*Goal*:
Isolate every line in the records below with "image" in it.

** START OF Data excerpts **

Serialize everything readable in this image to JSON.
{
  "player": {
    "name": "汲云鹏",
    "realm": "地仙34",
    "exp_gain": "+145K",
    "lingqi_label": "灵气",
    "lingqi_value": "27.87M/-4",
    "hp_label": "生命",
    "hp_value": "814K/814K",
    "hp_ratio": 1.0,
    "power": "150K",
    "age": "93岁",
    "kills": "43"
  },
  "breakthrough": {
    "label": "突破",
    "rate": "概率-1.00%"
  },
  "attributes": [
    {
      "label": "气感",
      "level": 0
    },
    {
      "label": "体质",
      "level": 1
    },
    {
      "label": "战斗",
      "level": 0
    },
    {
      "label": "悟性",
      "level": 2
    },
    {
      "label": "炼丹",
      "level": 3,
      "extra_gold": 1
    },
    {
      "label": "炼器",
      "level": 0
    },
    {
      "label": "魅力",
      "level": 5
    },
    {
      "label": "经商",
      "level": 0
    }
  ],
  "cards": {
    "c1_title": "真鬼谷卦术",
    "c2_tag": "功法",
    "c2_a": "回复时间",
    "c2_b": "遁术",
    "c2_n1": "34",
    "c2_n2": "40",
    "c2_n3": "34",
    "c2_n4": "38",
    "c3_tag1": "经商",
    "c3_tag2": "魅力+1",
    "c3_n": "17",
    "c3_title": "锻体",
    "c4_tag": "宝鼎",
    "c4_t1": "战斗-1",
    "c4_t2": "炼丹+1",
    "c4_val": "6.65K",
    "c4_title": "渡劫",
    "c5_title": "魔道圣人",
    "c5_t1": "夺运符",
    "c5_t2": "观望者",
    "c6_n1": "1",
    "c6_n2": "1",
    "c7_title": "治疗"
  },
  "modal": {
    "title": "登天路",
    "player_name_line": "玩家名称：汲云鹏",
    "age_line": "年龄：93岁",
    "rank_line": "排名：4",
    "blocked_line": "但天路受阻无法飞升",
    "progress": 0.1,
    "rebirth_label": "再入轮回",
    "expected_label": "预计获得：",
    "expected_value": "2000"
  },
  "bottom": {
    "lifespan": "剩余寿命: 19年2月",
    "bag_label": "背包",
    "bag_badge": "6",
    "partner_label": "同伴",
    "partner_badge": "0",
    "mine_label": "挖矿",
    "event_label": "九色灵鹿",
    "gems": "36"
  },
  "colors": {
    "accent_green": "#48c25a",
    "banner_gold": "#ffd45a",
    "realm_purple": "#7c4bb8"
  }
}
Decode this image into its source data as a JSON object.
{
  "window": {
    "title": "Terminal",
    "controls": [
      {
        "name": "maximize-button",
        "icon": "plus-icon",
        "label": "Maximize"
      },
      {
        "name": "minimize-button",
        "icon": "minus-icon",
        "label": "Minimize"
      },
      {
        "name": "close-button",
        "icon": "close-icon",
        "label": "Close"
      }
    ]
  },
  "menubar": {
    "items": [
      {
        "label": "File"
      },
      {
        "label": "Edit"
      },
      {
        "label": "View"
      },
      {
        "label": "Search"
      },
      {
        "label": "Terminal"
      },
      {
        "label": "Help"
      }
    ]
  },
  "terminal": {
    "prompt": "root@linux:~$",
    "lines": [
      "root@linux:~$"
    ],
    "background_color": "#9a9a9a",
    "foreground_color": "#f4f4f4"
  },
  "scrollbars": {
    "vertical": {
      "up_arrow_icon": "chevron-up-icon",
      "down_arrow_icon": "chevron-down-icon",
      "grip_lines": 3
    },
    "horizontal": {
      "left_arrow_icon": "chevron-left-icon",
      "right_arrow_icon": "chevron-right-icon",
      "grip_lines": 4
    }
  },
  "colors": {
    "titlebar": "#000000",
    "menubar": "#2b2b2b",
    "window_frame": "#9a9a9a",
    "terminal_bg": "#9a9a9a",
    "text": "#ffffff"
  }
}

** END OF Data excerpts **

*Exercise answer*:
Serialize everything readable in this image to JSON.
Decode this image into its source data as a JSON object.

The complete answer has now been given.